◆ The exercise
Extract the whole listing as it stands. Do not include the pictures.

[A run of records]

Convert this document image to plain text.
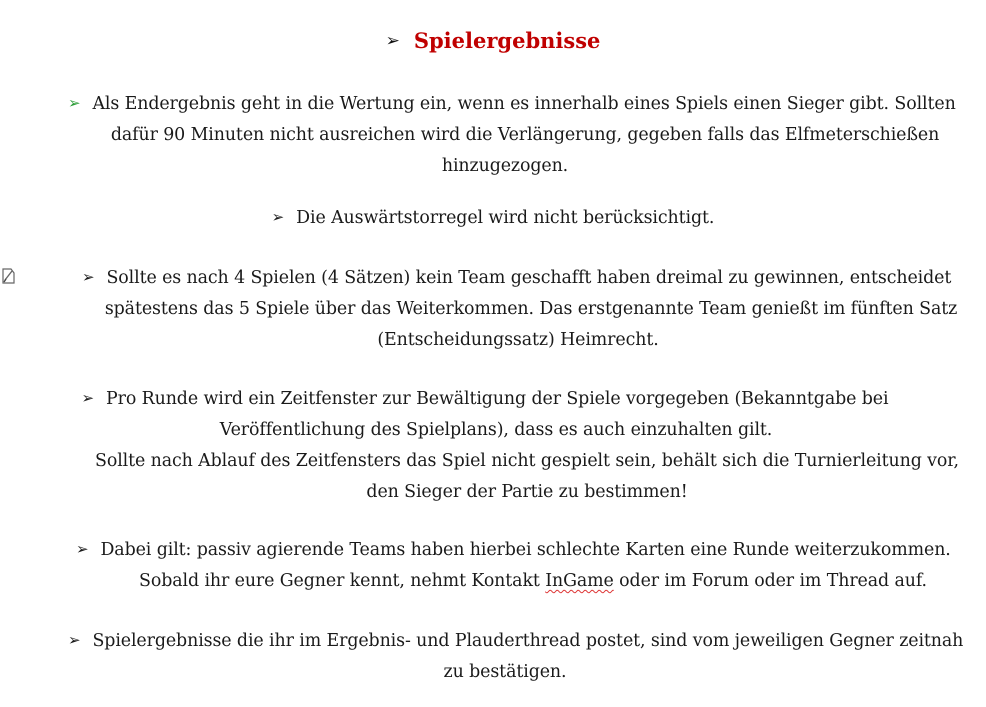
➢ Spielergebnisse
➢ Als Endergebnis geht in die Wertung ein, wenn es innerhalb eines Spiels einen Sieger gibt. Sollten
dafür 90 Minuten nicht ausreichen wird die Verlängerung, gegeben falls das Elfmeterschießen
hinzugezogen.
➢ Die Auswärtstorregel wird nicht berücksichtigt.
➢ Sollte es nach 4 Spielen (4 Sätzen) kein Team geschafft haben dreimal zu gewinnen, entscheidet
spätestens das 5 Spiele über das Weiterkommen. Das erstgenannte Team genießt im fünften Satz
(Entscheidungssatz) Heimrecht.
➢ Pro Runde wird ein Zeitfenster zur Bewältigung der Spiele vorgegeben (Bekanntgabe bei
Veröffentlichung des Spielplans), dass es auch einzuhalten gilt.
Sollte nach Ablauf des Zeitfensters das Spiel nicht gespielt sein, behält sich die Turnierleitung vor,
den Sieger der Partie zu bestimmen!
➢ Dabei gilt: passiv agierende Teams haben hierbei schlechte Karten eine Runde weiterzukommen.
Sobald ihr eure Gegner kennt, nehmt Kontakt InGame oder im Forum oder im Thread auf.
➢ Spielergebnisse die ihr im Ergebnis- und Plauderthread postet, sind vom jeweiligen Gegner zeitnah
zu bestätigen.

◆ Solution
Convert this document image to plain text.
➢ Spielergebnisse
➢ Als Endergebnis geht in die Wertung ein, wenn es innerhalb eines Spiels einen Sieger gibt. Sollten
dafür 90 Minuten nicht ausreichen wird die Verlängerung, gegeben falls das Elfmeterschießen
hinzugezogen.
➢ Die Auswärtstorregel wird nicht berücksichtigt.
➢ Sollte es nach 4 Spielen (4 Sätzen) kein Team geschafft haben dreimal zu gewinnen, entscheidet
spätestens das 5 Spiele über das Weiterkommen. Das erstgenannte Team genießt im fünften Satz
(Entscheidungssatz) Heimrecht.
➢ Pro Runde wird ein Zeitfenster zur Bewältigung der Spiele vorgegeben (Bekanntgabe bei
Veröffentlichung des Spielplans), dass es auch einzuhalten gilt.
Sollte nach Ablauf des Zeitfensters das Spiel nicht gespielt sein, behält sich die Turnierleitung vor,
den Sieger der Partie zu bestimmen!
➢ Dabei gilt: passiv agierende Teams haben hierbei schlechte Karten eine Runde weiterzukommen.
Sobald ihr eure Gegner kennt, nehmt Kontakt InGame oder im Forum oder im Thread auf.
➢ Spielergebnisse die ihr im Ergebnis- und Plauderthread postet, sind vom jeweiligen Gegner zeitnah
zu bestätigen.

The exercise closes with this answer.